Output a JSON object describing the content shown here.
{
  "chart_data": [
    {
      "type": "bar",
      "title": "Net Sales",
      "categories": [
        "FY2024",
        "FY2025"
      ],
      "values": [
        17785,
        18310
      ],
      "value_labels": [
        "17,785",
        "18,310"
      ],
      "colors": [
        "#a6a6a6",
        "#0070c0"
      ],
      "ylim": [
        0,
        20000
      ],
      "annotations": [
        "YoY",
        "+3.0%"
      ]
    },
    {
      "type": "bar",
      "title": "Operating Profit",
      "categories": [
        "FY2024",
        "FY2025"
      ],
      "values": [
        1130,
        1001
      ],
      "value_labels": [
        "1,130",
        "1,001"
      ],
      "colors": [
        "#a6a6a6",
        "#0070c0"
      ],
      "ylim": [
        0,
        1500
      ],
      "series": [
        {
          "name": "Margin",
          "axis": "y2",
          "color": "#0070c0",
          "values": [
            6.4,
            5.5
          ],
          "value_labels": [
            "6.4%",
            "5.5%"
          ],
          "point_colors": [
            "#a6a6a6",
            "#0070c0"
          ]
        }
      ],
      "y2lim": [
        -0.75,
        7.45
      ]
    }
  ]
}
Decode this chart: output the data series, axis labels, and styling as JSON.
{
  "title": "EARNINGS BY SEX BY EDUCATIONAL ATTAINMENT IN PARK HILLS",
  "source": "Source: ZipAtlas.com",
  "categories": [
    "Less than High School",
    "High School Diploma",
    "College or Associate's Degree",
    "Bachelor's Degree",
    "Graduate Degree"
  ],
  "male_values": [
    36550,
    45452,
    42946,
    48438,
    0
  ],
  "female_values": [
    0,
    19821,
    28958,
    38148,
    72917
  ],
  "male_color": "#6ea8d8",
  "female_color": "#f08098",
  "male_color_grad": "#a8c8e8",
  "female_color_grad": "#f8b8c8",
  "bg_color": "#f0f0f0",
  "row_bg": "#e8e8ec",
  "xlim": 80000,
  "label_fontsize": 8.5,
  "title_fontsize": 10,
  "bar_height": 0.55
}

============

WHAT THE TASK ASKS ▸ Write out the lines above, starting at the line that contains "Decode this chart: output" and ending with the final line, and nothing else; copy them exactly.

ANSWER FOR THE TASK ▸
Decode this chart: output the data series, axis labels, and styling as JSON.
{
  "title": "EARNINGS BY SEX BY EDUCATIONAL ATTAINMENT IN PARK HILLS",
  "source": "Source: ZipAtlas.com",
  "categories": [
    "Less than High School",
    "High School Diploma",
    "College or Associate's Degree",
    "Bachelor's Degree",
    "Graduate Degree"
  ],
  "male_values": [
    36550,
    45452,
    42946,
    48438,
    0
  ],
  "female_values": [
    0,
    19821,
    28958,
    38148,
    72917
  ],
  "male_color": "#6ea8d8",
  "female_color": "#f08098",
  "male_color_grad": "#a8c8e8",
  "female_color_grad": "#f8b8c8",
  "bg_color": "#f0f0f0",
  "row_bg": "#e8e8ec",
  "xlim": 80000,
  "label_fontsize": 8.5,
  "title_fontsize": 10,
  "bar_height": 0.55
}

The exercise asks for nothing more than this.